■ **Given records**
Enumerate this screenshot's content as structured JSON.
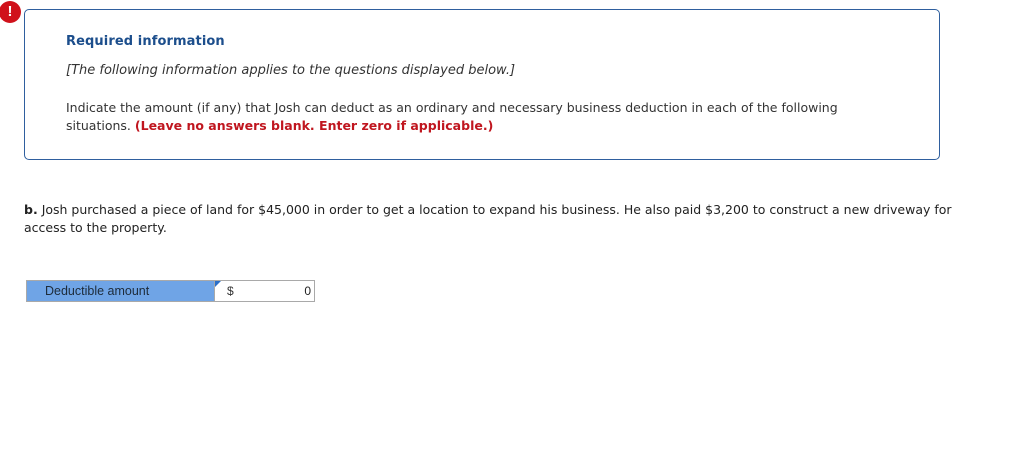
{
  "info_box": {
    "alert_symbol": "!",
    "title": "Required information",
    "note": "[The following information applies to the questions displayed below.]",
    "instructions": "Indicate the amount (if any) that Josh can deduct as an ordinary and necessary business deduction in each of the following situations.",
    "instructions_emphasis": "(Leave no answers blank. Enter zero if applicable.)"
  },
  "question": {
    "label": "b.",
    "text": "Josh purchased a piece of land for $45,000 in order to get a location to expand his business. He also paid $3,200 to construct a new driveway for access to the property."
  },
  "answer": {
    "row_label": "Deductible amount",
    "currency_symbol": "$",
    "value": "0"
  },
  "colors": {
    "alert": "#d0111b",
    "title": "#1c4e8c",
    "emphasis": "#c0161f",
    "label_cell": "#6fa4e6",
    "box_border": "#2f5f9e"
  }
}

■ **Short exercise**
Copy out each record shown above without alteration, skipping any picture.

■ **Answer to this exercise**
Enumerate this screenshot's content as structured JSON.
{
  "info_box": {
    "alert_symbol": "!",
    "title": "Required information",
    "note": "[The following information applies to the questions displayed below.]",
    "instructions": "Indicate the amount (if any) that Josh can deduct as an ordinary and necessary business deduction in each of the following situations.",
    "instructions_emphasis": "(Leave no answers blank. Enter zero if applicable.)"
  },
  "question": {
    "label": "b.",
    "text": "Josh purchased a piece of land for $45,000 in order to get a location to expand his business. He also paid $3,200 to construct a new driveway for access to the property."
  },
  "answer": {
    "row_label": "Deductible amount",
    "currency_symbol": "$",
    "value": "0"
  },
  "colors": {
    "alert": "#d0111b",
    "title": "#1c4e8c",
    "emphasis": "#c0161f",
    "label_cell": "#6fa4e6",
    "box_border": "#2f5f9e"
  }
}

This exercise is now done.